> _PROBLEM STATEMENT_
Go through the data below. List every line that holds the word "Voraussetzungen".

>> Begin

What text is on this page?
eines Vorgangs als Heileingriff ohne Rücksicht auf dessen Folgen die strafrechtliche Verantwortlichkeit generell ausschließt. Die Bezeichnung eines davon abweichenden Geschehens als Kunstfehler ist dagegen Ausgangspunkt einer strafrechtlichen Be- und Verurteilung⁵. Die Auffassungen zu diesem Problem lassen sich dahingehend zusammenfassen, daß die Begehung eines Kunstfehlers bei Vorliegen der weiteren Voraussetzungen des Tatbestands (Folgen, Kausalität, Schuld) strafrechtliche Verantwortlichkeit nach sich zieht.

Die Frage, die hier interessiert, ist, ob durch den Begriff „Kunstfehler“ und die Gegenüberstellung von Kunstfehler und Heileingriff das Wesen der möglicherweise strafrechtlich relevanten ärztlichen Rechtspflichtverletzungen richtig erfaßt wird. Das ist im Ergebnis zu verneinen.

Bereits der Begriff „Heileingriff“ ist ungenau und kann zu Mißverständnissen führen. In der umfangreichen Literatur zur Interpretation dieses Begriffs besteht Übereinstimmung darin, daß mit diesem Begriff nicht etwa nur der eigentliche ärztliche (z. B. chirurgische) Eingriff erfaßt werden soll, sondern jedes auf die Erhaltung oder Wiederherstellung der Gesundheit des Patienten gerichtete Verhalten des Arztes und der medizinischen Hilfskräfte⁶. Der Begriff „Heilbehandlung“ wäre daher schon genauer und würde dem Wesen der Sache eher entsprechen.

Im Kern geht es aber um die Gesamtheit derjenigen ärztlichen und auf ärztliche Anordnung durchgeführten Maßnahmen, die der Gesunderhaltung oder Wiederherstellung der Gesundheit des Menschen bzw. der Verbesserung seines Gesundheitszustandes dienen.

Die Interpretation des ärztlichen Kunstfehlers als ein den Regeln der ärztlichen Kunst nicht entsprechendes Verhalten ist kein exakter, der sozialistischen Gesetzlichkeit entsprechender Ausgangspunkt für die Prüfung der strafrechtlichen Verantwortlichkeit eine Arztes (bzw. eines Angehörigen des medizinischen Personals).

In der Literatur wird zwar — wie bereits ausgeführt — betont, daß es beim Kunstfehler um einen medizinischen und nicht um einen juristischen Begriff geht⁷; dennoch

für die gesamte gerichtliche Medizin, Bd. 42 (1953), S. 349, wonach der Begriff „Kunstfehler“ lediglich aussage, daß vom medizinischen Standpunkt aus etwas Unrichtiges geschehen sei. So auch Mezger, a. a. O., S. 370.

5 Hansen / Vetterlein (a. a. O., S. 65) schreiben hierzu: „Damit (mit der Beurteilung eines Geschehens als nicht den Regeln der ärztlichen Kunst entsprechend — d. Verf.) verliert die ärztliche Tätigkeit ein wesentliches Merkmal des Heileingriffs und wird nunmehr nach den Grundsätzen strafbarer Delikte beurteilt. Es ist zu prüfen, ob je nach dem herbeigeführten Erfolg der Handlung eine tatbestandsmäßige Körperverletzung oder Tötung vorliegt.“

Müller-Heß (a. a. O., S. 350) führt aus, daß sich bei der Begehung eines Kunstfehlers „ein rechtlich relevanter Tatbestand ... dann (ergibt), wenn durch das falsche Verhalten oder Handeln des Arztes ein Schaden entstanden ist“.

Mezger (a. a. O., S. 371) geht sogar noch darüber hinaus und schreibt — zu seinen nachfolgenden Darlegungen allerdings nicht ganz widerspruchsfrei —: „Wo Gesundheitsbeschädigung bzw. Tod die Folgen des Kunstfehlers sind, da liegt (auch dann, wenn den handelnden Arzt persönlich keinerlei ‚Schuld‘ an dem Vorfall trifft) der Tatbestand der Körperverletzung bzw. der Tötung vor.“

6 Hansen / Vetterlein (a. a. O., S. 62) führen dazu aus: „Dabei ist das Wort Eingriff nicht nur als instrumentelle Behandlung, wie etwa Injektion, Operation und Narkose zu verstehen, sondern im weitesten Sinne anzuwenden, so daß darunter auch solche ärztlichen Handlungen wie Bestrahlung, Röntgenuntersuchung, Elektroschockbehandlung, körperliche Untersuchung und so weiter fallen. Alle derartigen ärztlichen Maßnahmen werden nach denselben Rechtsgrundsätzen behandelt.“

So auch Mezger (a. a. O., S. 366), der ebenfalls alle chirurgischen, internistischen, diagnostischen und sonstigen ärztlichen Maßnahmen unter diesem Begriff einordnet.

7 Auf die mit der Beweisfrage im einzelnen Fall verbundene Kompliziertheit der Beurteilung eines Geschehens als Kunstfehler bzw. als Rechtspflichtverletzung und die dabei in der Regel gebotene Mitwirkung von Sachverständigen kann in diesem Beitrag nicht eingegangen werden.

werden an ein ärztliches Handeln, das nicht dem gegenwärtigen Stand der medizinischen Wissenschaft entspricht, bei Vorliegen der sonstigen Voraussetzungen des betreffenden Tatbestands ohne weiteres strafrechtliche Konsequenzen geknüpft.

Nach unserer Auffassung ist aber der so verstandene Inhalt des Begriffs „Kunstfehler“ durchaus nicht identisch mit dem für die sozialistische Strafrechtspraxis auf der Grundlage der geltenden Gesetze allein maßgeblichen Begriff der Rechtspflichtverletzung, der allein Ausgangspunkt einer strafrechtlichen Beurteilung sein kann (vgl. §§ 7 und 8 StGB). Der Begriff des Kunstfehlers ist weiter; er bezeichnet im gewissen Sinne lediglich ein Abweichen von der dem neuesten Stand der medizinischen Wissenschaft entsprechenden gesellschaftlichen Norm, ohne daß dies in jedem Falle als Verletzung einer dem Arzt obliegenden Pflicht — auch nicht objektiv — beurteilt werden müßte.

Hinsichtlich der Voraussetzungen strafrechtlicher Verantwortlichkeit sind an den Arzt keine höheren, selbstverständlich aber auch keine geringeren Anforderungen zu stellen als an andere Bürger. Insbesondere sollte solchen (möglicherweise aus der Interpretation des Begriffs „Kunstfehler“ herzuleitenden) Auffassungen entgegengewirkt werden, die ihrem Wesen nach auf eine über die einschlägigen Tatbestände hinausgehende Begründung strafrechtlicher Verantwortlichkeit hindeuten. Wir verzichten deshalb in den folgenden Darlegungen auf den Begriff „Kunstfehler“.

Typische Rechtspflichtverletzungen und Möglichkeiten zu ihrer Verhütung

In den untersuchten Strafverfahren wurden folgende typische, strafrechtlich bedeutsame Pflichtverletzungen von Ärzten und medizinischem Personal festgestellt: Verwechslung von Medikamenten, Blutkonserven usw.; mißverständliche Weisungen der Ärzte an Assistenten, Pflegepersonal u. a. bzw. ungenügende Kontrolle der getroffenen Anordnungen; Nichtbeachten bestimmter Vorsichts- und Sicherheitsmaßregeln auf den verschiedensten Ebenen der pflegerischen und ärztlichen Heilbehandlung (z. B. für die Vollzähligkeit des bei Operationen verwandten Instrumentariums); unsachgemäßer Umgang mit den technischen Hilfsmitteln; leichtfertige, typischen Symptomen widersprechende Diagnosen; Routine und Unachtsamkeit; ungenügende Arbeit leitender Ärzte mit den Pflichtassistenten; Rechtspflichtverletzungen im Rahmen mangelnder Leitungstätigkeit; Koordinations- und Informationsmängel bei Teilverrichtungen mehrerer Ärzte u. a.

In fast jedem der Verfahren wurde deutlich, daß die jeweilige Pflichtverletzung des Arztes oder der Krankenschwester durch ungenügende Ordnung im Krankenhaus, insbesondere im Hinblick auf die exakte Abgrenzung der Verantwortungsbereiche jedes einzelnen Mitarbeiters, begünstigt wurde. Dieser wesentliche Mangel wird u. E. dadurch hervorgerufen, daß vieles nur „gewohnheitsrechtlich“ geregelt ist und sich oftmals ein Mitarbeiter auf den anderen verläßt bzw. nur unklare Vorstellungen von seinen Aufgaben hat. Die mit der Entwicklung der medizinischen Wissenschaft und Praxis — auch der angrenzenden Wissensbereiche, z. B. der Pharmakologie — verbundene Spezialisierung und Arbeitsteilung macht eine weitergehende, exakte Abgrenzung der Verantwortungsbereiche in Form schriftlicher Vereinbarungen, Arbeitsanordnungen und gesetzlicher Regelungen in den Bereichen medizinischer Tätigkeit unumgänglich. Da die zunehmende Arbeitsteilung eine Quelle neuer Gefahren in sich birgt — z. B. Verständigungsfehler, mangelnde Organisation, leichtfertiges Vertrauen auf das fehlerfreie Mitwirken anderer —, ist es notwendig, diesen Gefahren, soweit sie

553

>> End

> _EXERCISE OUTPUT_
eines Vorgangs als Heileingriff ohne Rücksicht auf dessen Folgen die strafrechtliche Verantwortlichkeit generell ausschließt. Die Bezeichnung eines davon abweichenden Geschehens als Kunstfehler ist dagegen Ausgangspunkt einer strafrechtlichen Be- und Verurteilung⁵. Die Auffassungen zu diesem Problem lassen sich dahingehend zusammenfassen, daß die Begehung eines Kunstfehlers bei Vorliegen der weiteren Voraussetzungen des Tatbestands (Folgen, Kausalität, Schuld) strafrechtliche Verantwortlichkeit nach sich zieht.
werden an ein ärztliches Handeln, das nicht dem gegenwärtigen Stand der medizinischen Wissenschaft entspricht, bei Vorliegen der sonstigen Voraussetzungen des betreffenden Tatbestands ohne weiteres strafrechtliche Konsequenzen geknüpft.
Hinsichtlich der Voraussetzungen strafrechtlicher Verantwortlichkeit sind an den Arzt keine höheren, selbstverständlich aber auch keine geringeren Anforderungen zu stellen als an andere Bürger. Insbesondere sollte solchen (möglicherweise aus der Interpretation des Begriffs „Kunstfehler“ herzuleitenden) Auffassungen entgegengewirkt werden, die ihrem Wesen nach auf eine über die einschlägigen Tatbestände hinausgehende Begründung strafrechtlicher Verantwortlichkeit hindeuten. Wir verzichten deshalb in den folgenden Darlegungen auf den Begriff „Kunstfehler“.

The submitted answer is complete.